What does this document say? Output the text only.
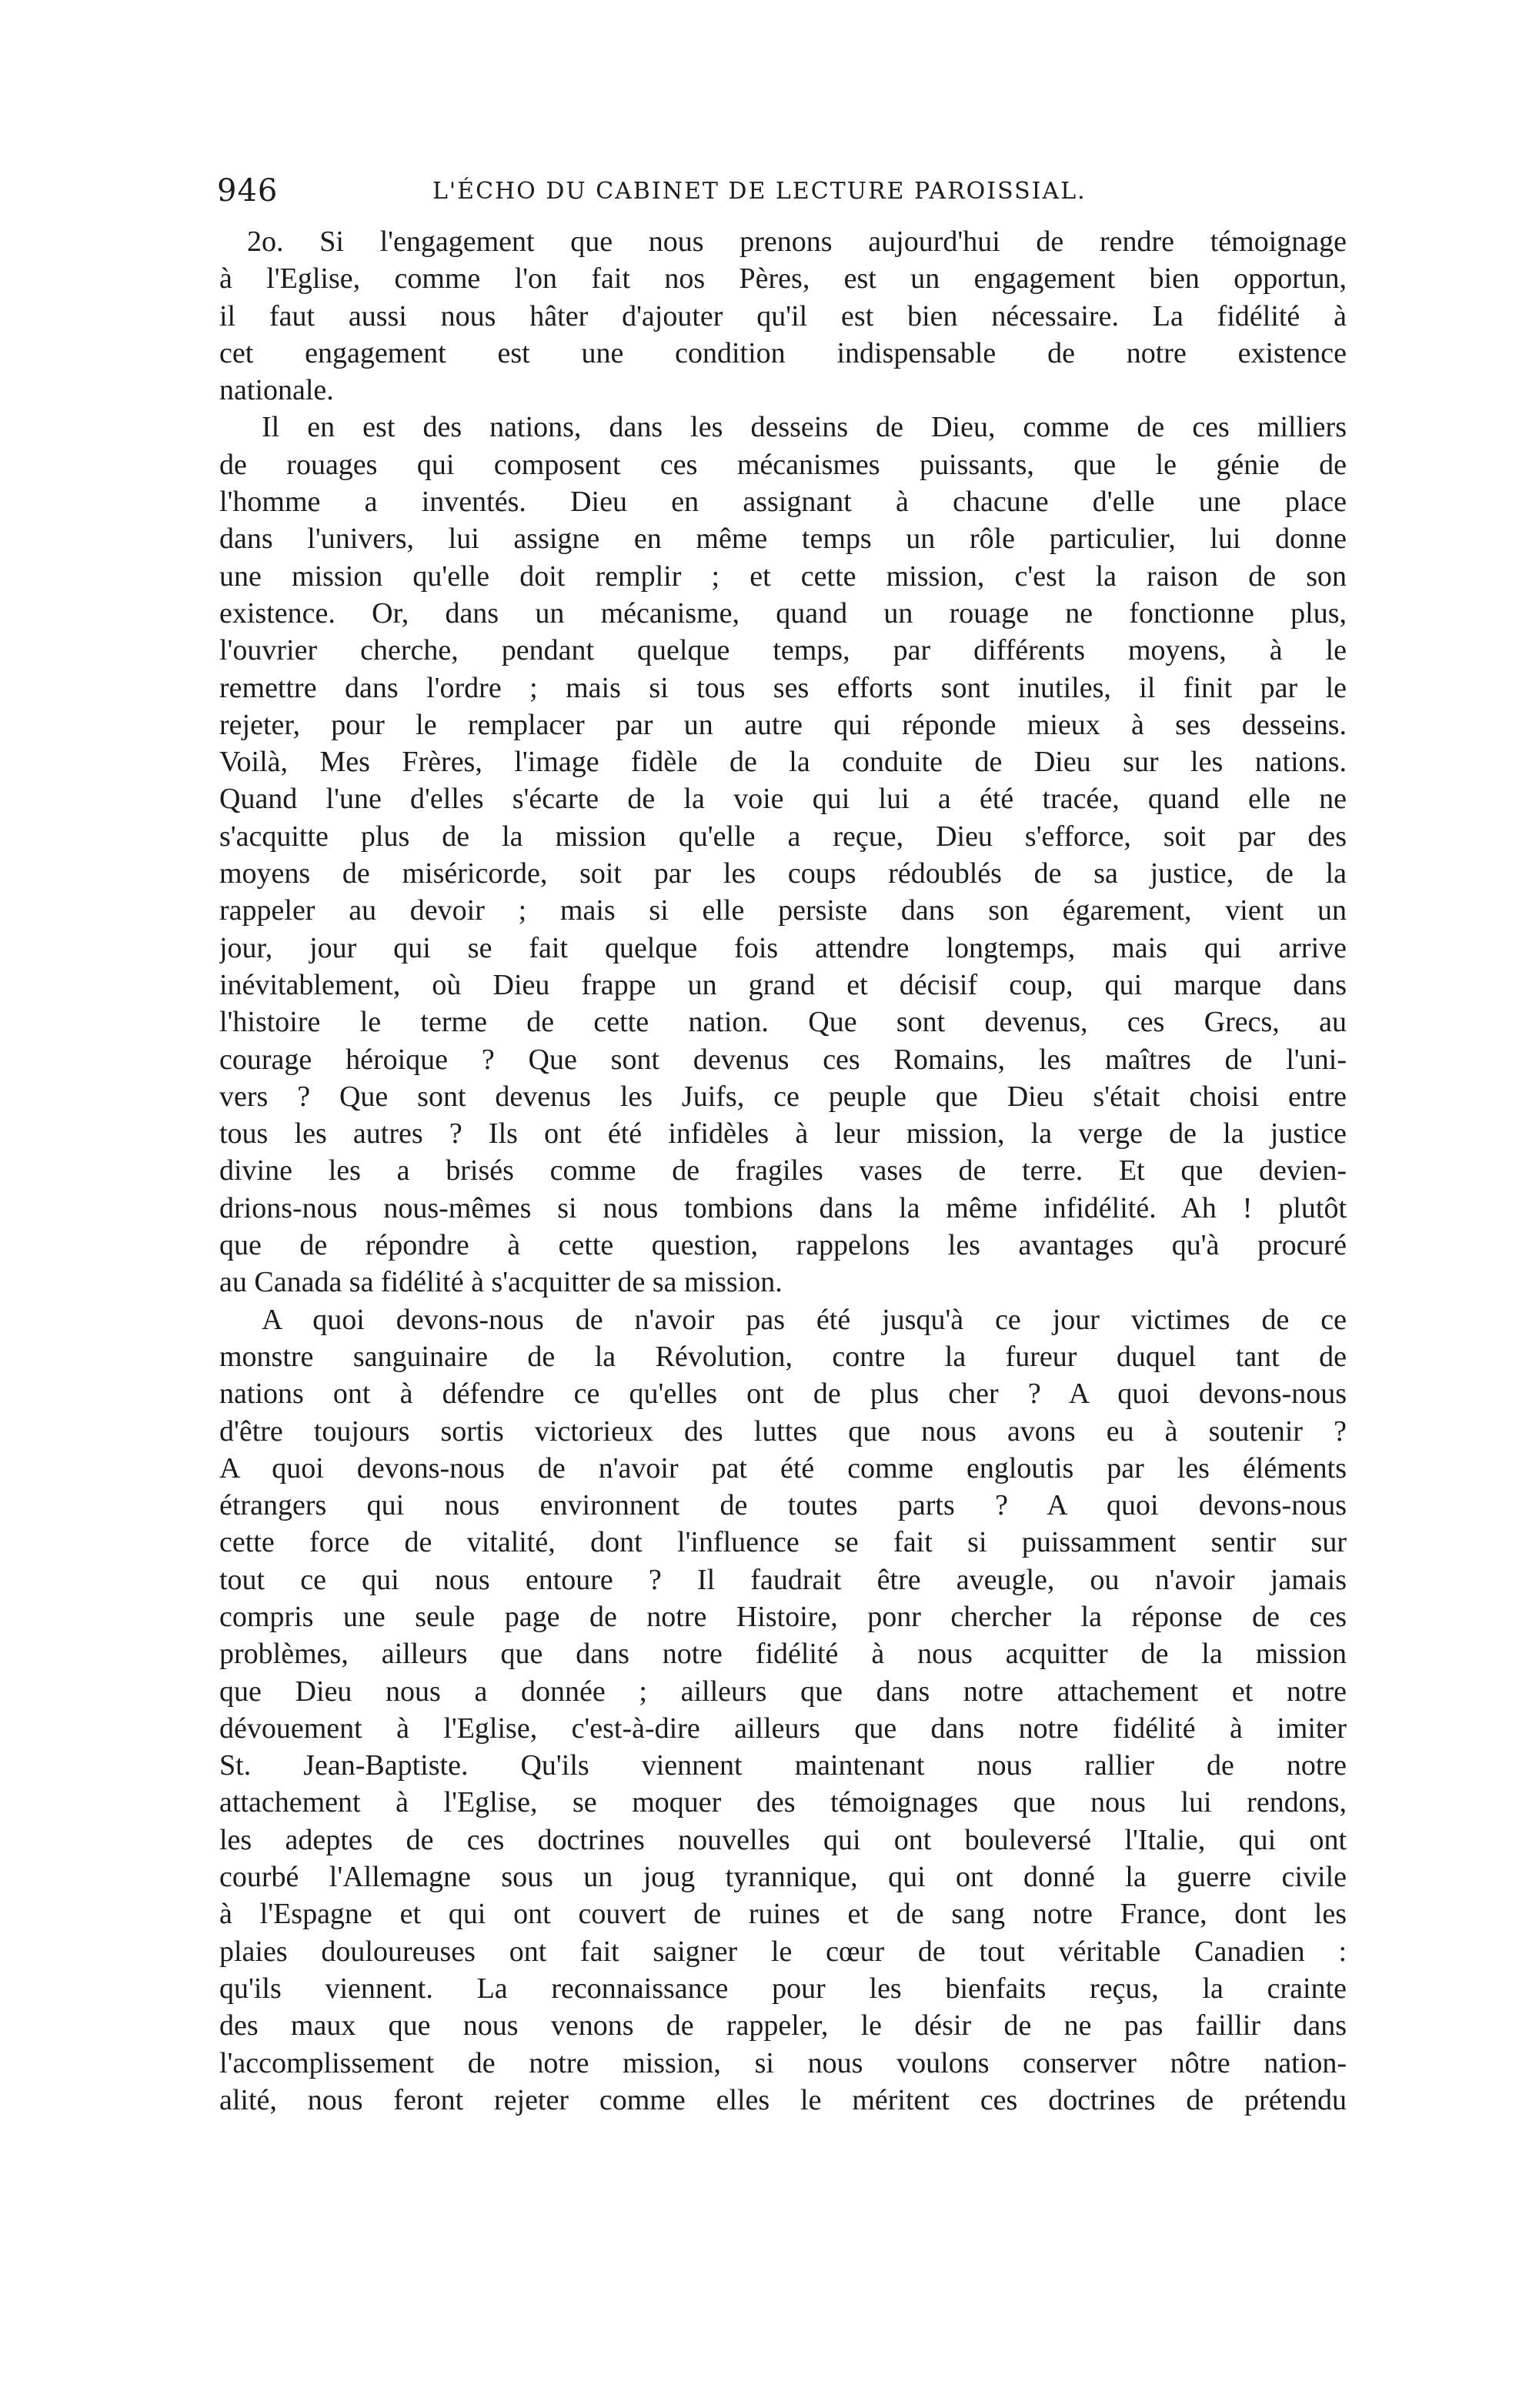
946	L'ÉCHO DU CABINET DE LECTURE PAROISSIAL.
2o. Si l'engagement que nous prenons aujourd'hui de rendre témoignage
à l'Eglise, comme l'on fait nos Pères, est un engagement bien opportun,
il faut aussi nous hâter d'ajouter qu'il est bien nécessaire. La fidélité à
cet engagement est une condition indispensable de notre existence
nationale.
Il en est des nations, dans les desseins de Dieu, comme de ces milliers
de rouages qui composent ces mécanismes puissants, que le génie de
l'homme a inventés. Dieu en assignant à chacune d'elle une place
dans l'univers, lui assigne en même temps un rôle particulier, lui donne
une mission qu'elle doit remplir ; et cette mission, c'est la raison de son
existence. Or, dans un mécanisme, quand un rouage ne fonctionne plus,
l'ouvrier cherche, pendant quelque temps, par différents moyens, à le
remettre dans l'ordre ; mais si tous ses efforts sont inutiles, il finit par le
rejeter, pour le remplacer par un autre qui réponde mieux à ses desseins.
Voilà, Mes Frères, l'image fidèle de la conduite de Dieu sur les nations.
Quand l'une d'elles s'écarte de la voie qui lui a été tracée, quand elle ne
s'acquitte plus de la mission qu'elle a reçue, Dieu s'efforce, soit par des
moyens de miséricorde, soit par les coups rédoublés de sa justice, de la
rappeler au devoir ; mais si elle persiste dans son égarement, vient un
jour, jour qui se fait quelque fois attendre longtemps, mais qui arrive
inévitablement, où Dieu frappe un grand et décisif coup, qui marque dans
l'histoire le terme de cette nation. Que sont devenus, ces Grecs, au
courage héroique ? Que sont devenus ces Romains, les maîtres de l'uni-
vers ? Que sont devenus les Juifs, ce peuple que Dieu s'était choisi entre
tous les autres ? Ils ont été infidèles à leur mission, la verge de la justice
divine les a brisés comme de fragiles vases de terre. Et que devien-
drions-nous nous-mêmes si nous tombions dans la même infidélité. Ah ! plutôt
que de répondre à cette question, rappelons les avantages qu'à procuré
au Canada sa fidélité à s'acquitter de sa mission.
A quoi devons-nous de n'avoir pas été jusqu'à ce jour victimes de ce
monstre sanguinaire de la Révolution, contre la fureur duquel tant de
nations ont à défendre ce qu'elles ont de plus cher ? A quoi devons-nous
d'être toujours sortis victorieux des luttes que nous avons eu à soutenir ?
A quoi devons-nous de n'avoir pat été comme engloutis par les éléments
étrangers qui nous environnent de toutes parts ? A quoi devons-nous
cette force de vitalité, dont l'influence se fait si puissamment sentir sur
tout ce qui nous entoure ? Il faudrait être aveugle, ou n'avoir jamais
compris une seule page de notre Histoire, ponr chercher la réponse de ces
problèmes, ailleurs que dans notre fidélité à nous acquitter de la mission
que Dieu nous a donnée ; ailleurs que dans notre attachement et notre
dévouement à l'Eglise, c'est-à-dire ailleurs que dans notre fidélité à imiter
St. Jean-Baptiste. Qu'ils viennent maintenant nous rallier de notre
attachement à l'Eglise, se moquer des témoignages que nous lui rendons,
les adeptes de ces doctrines nouvelles qui ont bouleversé l'Italie, qui ont
courbé l'Allemagne sous un joug tyrannique, qui ont donné la guerre civile
à l'Espagne et qui ont couvert de ruines et de sang notre France, dont les
plaies douloureuses ont fait saigner le cœur de tout véritable Canadien :
qu'ils viennent. La reconnaissance pour les bienfaits reçus, la crainte
des maux que nous venons de rappeler, le désir de ne pas faillir dans
l'accomplissement de notre mission, si nous voulons conserver nôtre nation-
alité, nous feront rejeter comme elles le méritent ces doctrines de prétendu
------------------------------------------------------------------------
Look through the material above and pick out each line holding the word "rappeler".

rappeler au devoir ; mais si elle persiste dans son égarement, vient un
des maux que nous venons de rappeler, le désir de ne pas faillir dans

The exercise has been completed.